>>

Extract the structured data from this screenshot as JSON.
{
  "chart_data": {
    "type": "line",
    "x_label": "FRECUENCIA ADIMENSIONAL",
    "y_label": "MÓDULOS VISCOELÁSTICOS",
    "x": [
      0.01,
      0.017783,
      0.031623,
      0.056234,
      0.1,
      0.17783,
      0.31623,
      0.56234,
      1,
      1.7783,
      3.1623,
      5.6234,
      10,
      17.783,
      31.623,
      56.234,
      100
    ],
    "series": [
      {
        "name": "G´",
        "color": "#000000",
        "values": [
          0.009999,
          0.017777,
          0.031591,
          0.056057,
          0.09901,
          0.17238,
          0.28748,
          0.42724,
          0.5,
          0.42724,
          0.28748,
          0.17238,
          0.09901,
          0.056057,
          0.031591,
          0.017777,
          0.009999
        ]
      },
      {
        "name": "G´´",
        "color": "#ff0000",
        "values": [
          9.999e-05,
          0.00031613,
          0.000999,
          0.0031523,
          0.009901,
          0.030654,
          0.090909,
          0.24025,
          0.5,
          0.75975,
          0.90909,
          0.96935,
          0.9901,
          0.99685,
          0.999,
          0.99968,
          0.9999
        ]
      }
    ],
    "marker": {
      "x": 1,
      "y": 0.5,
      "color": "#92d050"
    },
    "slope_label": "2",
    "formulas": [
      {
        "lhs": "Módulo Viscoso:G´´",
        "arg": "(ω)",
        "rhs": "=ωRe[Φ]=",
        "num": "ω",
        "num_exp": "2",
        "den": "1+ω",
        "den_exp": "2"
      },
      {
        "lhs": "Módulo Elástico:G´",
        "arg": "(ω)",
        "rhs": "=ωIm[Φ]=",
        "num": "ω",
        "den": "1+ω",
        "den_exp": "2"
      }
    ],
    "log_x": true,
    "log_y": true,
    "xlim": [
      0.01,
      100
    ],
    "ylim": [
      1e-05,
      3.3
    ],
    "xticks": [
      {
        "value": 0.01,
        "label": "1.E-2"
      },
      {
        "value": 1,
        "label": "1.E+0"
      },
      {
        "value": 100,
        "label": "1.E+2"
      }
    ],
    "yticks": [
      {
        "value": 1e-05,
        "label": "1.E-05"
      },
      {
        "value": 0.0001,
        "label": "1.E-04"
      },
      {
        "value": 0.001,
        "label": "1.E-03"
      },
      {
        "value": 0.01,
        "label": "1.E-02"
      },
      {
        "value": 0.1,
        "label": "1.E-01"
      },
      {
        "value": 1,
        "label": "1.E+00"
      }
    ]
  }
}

<<
>>

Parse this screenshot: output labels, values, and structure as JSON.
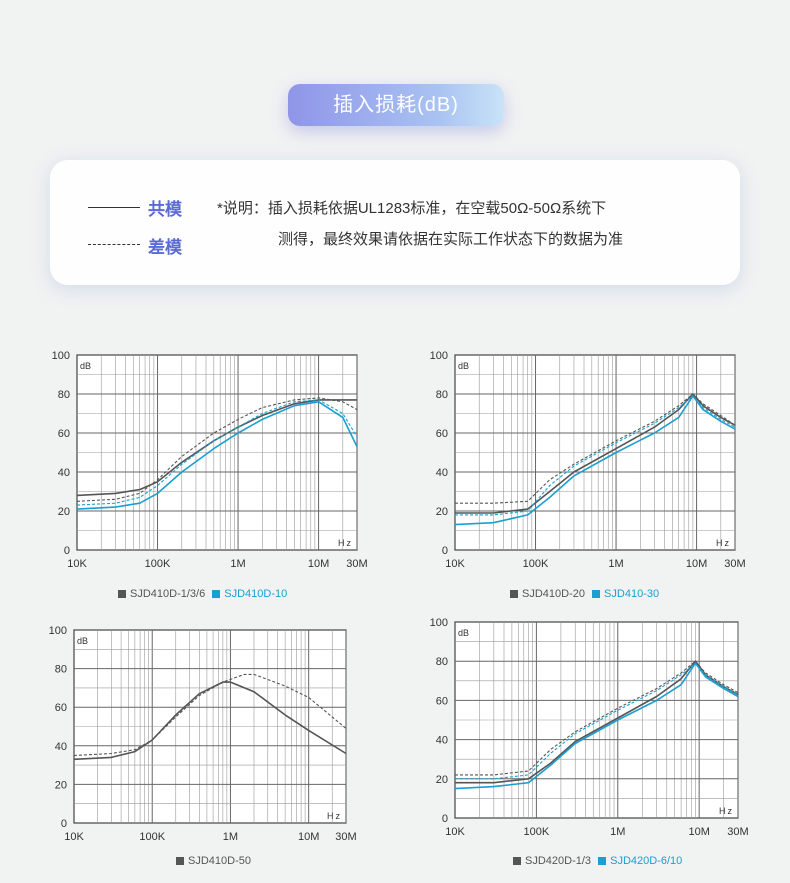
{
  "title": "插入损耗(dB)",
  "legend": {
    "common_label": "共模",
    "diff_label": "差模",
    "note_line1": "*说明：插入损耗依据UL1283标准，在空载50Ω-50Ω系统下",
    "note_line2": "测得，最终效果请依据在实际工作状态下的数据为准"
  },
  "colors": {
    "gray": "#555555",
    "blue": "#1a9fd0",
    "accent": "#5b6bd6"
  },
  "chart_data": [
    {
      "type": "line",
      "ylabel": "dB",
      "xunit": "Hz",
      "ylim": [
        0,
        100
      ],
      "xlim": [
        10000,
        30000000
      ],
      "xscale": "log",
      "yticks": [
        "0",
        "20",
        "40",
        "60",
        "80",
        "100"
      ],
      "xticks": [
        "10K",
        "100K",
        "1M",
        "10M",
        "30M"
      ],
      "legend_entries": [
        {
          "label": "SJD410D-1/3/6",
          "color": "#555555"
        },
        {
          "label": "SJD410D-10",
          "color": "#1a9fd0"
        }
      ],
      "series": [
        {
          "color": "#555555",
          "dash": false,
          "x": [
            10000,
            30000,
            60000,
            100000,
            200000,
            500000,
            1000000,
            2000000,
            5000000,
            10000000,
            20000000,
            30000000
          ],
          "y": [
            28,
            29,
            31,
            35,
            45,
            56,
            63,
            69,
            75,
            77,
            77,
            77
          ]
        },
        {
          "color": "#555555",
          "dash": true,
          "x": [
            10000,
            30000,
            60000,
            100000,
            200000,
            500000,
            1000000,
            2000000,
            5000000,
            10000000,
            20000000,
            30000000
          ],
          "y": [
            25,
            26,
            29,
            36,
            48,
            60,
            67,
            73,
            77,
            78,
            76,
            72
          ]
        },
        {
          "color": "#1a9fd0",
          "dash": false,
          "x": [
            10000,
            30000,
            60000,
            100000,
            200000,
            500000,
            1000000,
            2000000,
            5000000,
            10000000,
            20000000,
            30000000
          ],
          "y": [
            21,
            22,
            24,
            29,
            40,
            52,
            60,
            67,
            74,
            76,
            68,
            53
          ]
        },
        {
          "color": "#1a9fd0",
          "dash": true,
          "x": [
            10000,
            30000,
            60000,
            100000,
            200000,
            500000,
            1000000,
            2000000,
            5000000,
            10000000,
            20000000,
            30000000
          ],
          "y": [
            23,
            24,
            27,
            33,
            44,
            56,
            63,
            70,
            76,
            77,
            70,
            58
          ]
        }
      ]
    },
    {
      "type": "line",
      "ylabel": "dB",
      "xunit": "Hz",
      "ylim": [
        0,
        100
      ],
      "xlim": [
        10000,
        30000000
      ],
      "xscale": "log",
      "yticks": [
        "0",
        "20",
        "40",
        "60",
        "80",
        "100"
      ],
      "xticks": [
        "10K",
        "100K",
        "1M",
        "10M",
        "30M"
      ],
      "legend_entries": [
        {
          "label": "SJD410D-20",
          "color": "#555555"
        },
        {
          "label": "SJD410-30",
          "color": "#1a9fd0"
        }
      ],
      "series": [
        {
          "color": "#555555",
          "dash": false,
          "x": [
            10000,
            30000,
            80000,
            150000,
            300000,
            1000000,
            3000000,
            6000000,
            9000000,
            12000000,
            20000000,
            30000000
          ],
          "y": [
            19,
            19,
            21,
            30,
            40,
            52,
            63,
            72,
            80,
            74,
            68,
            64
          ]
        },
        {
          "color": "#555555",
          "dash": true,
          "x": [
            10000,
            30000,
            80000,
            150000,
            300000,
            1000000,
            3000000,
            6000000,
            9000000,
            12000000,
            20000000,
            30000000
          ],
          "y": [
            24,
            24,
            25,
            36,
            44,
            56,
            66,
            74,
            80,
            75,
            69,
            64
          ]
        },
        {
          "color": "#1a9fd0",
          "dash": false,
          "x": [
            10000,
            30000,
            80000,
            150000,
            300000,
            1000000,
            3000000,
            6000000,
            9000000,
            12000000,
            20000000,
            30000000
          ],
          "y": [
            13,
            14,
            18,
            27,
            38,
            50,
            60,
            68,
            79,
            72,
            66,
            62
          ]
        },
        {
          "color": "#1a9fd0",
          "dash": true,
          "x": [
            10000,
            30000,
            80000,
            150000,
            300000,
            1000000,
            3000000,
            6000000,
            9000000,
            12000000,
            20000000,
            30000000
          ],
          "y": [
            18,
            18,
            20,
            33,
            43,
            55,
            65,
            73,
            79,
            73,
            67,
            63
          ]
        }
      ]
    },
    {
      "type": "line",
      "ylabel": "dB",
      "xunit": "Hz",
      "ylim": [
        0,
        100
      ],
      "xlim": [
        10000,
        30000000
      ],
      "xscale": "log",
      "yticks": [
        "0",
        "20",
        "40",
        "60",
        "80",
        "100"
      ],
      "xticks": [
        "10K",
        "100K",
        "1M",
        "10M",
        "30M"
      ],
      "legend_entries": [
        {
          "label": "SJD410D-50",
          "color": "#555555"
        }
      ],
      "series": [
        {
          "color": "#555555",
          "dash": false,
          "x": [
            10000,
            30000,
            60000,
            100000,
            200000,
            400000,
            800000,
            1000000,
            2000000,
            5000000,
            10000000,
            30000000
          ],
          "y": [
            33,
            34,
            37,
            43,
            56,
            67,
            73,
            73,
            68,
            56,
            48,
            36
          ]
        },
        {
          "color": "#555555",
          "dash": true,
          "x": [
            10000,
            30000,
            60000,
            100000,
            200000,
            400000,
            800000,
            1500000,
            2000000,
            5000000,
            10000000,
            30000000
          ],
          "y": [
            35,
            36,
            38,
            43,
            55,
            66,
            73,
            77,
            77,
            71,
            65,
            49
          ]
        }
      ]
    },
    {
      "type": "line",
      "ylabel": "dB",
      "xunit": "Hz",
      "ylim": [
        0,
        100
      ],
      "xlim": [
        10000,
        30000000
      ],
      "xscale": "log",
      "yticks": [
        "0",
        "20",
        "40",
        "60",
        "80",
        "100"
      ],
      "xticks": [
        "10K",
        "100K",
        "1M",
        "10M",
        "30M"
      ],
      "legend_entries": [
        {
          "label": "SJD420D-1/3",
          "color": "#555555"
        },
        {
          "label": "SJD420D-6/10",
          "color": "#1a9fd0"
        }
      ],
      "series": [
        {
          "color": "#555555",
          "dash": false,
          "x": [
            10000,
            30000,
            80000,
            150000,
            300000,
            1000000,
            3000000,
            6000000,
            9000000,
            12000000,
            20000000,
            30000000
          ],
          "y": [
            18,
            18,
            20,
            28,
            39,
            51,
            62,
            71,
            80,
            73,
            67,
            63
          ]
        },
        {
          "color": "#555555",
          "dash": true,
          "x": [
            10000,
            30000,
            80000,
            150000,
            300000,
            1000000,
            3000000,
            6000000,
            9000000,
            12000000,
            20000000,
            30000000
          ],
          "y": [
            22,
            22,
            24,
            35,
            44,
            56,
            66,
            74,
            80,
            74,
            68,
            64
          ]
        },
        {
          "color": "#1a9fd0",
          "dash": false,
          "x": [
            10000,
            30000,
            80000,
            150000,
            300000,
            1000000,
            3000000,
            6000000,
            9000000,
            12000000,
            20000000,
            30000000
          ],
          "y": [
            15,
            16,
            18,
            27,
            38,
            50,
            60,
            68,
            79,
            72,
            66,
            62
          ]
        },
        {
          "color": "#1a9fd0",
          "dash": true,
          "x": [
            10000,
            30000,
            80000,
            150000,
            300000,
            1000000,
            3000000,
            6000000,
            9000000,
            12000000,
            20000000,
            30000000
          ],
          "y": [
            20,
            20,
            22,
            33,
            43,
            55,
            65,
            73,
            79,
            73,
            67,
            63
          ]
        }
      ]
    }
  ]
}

<<
>>

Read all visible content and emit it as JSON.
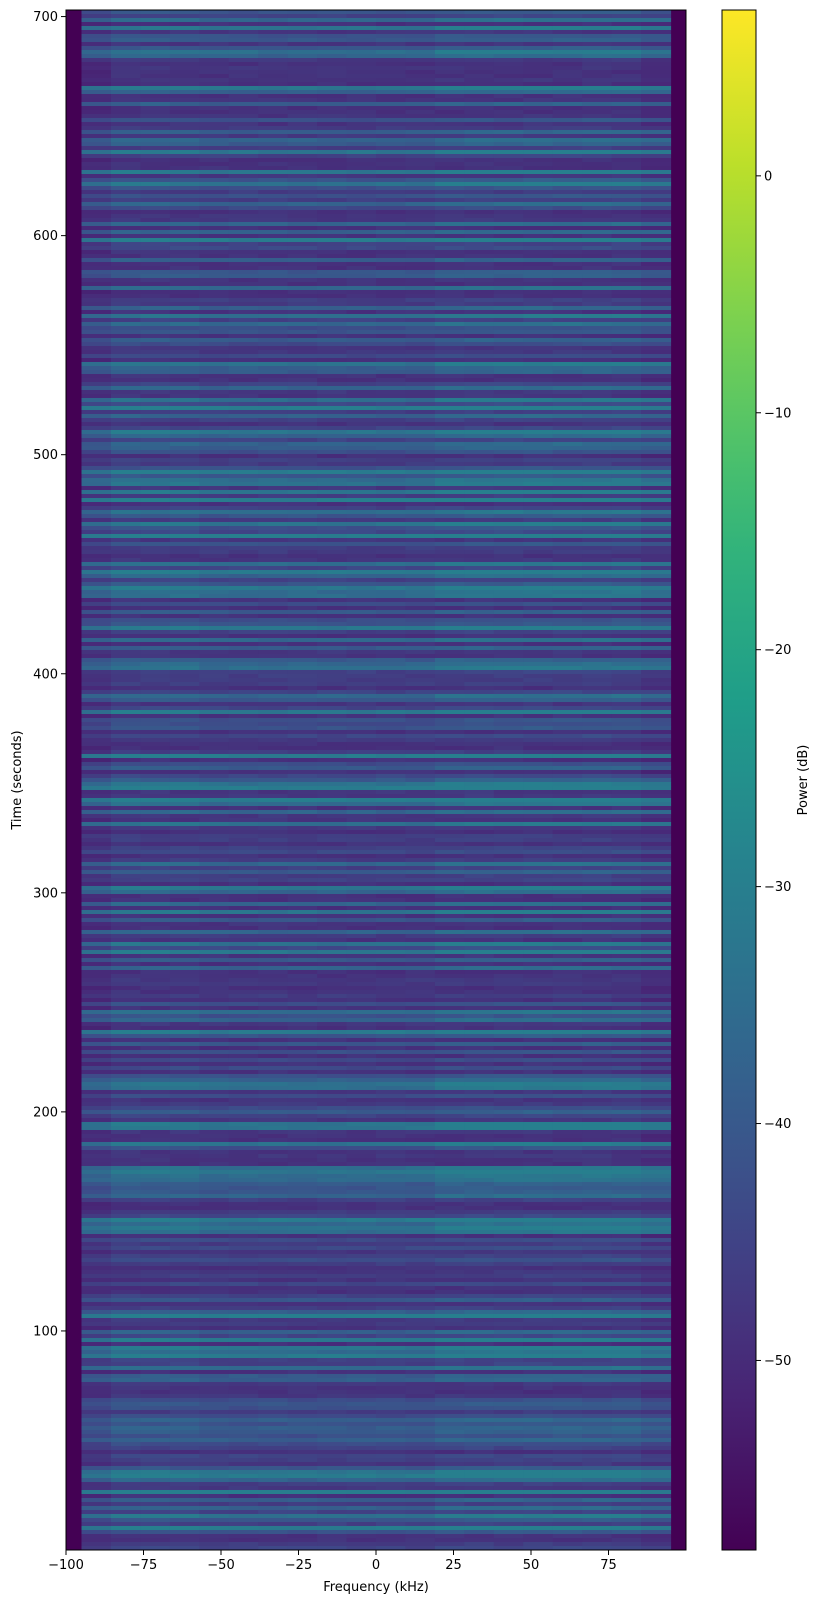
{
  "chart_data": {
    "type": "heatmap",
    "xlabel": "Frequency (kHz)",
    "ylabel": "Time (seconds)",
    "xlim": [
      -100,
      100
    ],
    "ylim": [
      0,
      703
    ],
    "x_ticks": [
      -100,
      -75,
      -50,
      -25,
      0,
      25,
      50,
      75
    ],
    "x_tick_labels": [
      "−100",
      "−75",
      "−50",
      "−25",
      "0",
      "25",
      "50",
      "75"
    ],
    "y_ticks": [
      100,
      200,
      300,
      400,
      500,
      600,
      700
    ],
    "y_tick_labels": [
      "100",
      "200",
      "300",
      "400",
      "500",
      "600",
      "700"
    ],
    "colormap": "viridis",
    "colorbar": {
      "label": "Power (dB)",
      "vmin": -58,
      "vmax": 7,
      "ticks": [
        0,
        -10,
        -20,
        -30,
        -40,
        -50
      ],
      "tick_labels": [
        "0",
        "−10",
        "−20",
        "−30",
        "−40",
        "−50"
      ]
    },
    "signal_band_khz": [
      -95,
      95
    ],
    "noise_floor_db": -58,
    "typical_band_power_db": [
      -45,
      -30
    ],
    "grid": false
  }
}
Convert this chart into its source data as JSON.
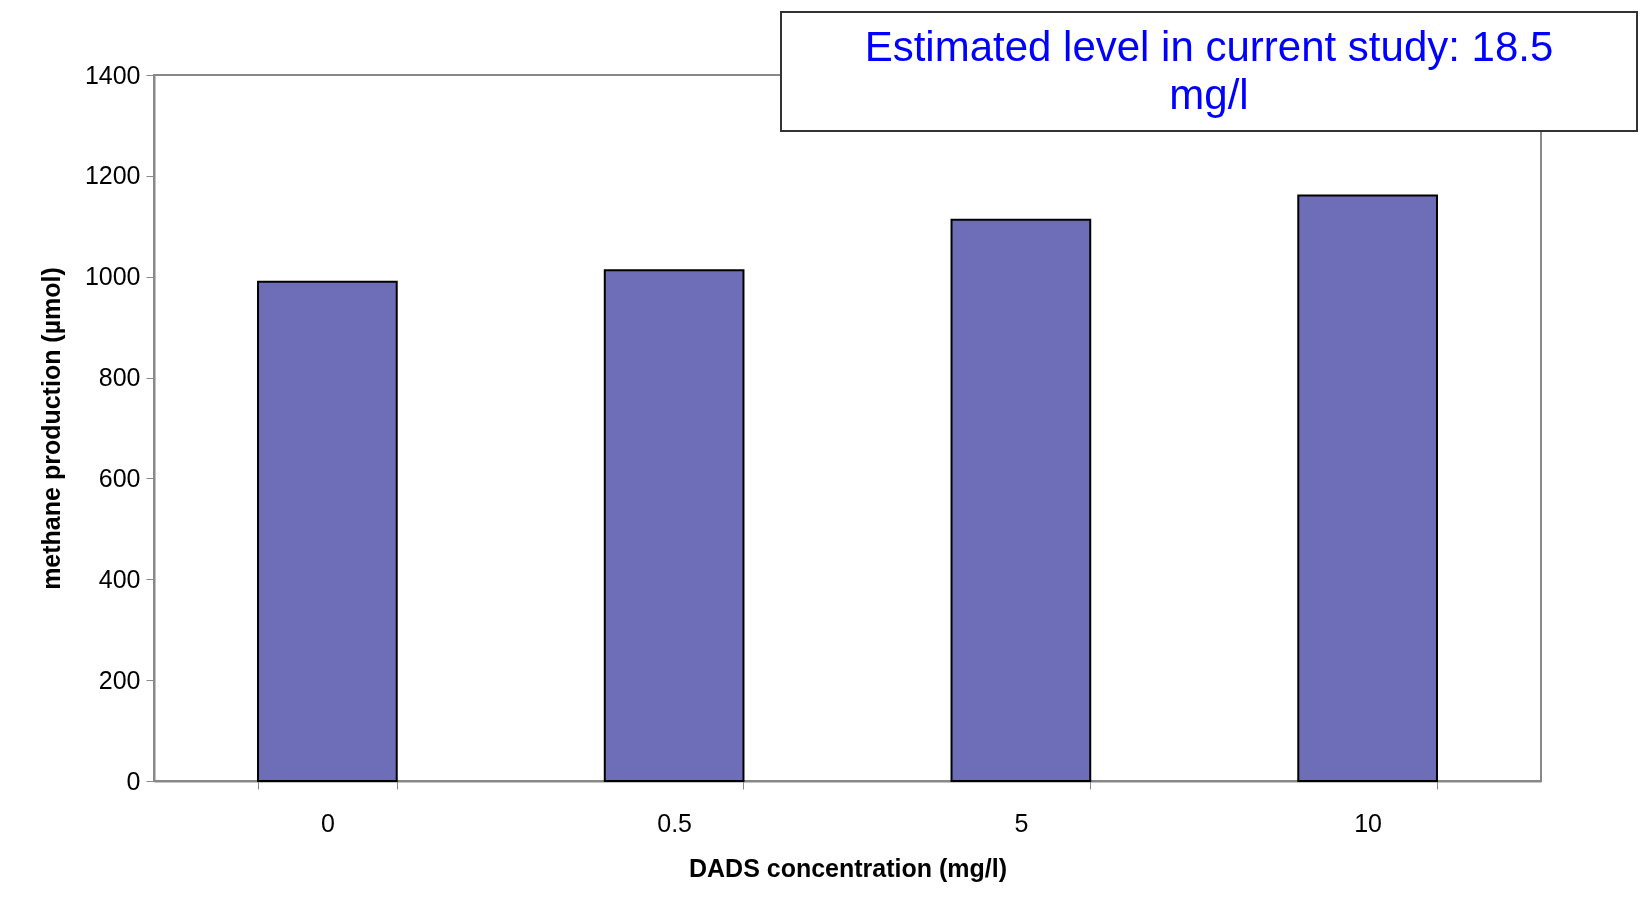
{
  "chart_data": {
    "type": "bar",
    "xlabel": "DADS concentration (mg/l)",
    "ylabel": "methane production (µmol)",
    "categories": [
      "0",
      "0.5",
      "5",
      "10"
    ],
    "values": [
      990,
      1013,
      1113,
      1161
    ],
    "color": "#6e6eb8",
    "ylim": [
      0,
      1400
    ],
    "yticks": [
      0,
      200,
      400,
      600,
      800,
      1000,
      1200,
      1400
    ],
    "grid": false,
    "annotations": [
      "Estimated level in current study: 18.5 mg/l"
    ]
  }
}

<<

__TASK DESCRIPTION__
Count the lines in the material above where the string "values" appears, then state only that count.

__SOLUTION__
4